### What you have to do
Tally the lines holding the string "color" and reply with that number alone.

## Begin

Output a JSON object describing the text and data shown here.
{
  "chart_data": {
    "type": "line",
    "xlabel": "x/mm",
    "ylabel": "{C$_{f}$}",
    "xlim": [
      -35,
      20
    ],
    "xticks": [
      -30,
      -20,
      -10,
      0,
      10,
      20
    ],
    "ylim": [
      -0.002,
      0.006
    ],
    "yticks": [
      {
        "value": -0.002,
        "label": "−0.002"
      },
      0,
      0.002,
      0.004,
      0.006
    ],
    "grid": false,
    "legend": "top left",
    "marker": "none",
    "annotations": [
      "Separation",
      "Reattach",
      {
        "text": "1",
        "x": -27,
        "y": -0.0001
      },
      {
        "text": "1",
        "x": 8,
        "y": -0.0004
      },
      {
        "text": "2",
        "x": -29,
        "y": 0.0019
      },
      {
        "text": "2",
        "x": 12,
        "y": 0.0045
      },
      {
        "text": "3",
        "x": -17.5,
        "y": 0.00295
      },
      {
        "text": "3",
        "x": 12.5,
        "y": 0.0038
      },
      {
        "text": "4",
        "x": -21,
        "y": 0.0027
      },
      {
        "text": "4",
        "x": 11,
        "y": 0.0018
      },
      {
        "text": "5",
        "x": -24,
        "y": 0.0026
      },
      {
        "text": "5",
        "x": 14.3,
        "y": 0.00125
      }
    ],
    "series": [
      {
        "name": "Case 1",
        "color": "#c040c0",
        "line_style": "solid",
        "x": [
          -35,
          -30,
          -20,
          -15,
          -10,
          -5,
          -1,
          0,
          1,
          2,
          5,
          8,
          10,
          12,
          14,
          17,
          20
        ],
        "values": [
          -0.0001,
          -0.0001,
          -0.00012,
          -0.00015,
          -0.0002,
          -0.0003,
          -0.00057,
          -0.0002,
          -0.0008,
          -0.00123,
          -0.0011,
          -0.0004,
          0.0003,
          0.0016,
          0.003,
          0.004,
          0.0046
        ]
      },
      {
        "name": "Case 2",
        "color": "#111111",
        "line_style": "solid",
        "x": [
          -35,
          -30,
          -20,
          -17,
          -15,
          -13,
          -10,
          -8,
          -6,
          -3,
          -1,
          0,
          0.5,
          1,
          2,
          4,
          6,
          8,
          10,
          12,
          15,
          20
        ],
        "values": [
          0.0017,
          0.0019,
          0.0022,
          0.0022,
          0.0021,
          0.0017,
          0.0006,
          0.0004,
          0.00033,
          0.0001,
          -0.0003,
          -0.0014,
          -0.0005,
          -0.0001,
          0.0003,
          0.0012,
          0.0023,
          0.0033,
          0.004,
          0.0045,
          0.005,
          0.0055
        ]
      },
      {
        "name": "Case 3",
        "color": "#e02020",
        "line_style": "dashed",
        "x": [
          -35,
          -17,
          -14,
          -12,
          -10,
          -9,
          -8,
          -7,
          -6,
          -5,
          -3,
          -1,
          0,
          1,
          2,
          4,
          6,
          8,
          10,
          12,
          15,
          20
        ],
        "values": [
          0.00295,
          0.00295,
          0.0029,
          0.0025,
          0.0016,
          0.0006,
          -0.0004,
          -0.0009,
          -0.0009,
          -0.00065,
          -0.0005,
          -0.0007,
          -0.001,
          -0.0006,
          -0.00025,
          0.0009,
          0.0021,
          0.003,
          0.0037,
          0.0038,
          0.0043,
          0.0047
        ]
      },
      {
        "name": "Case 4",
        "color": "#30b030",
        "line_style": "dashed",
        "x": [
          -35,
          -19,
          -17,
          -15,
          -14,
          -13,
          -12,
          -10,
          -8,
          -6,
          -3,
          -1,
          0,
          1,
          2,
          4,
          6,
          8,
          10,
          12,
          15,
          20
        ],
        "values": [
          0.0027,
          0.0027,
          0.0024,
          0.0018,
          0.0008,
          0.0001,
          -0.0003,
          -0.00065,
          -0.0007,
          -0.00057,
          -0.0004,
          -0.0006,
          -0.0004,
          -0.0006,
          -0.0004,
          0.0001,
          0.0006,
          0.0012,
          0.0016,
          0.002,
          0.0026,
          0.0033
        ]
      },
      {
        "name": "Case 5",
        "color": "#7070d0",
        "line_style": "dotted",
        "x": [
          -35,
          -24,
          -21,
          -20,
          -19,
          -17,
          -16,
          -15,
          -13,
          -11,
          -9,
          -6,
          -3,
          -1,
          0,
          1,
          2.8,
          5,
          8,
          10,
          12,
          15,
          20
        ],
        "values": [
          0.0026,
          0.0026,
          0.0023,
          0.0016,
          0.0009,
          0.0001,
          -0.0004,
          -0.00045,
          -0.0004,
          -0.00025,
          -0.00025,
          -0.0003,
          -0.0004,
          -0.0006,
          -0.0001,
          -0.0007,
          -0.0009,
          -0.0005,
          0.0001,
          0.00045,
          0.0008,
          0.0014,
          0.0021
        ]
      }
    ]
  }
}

## End

### Response to this task
5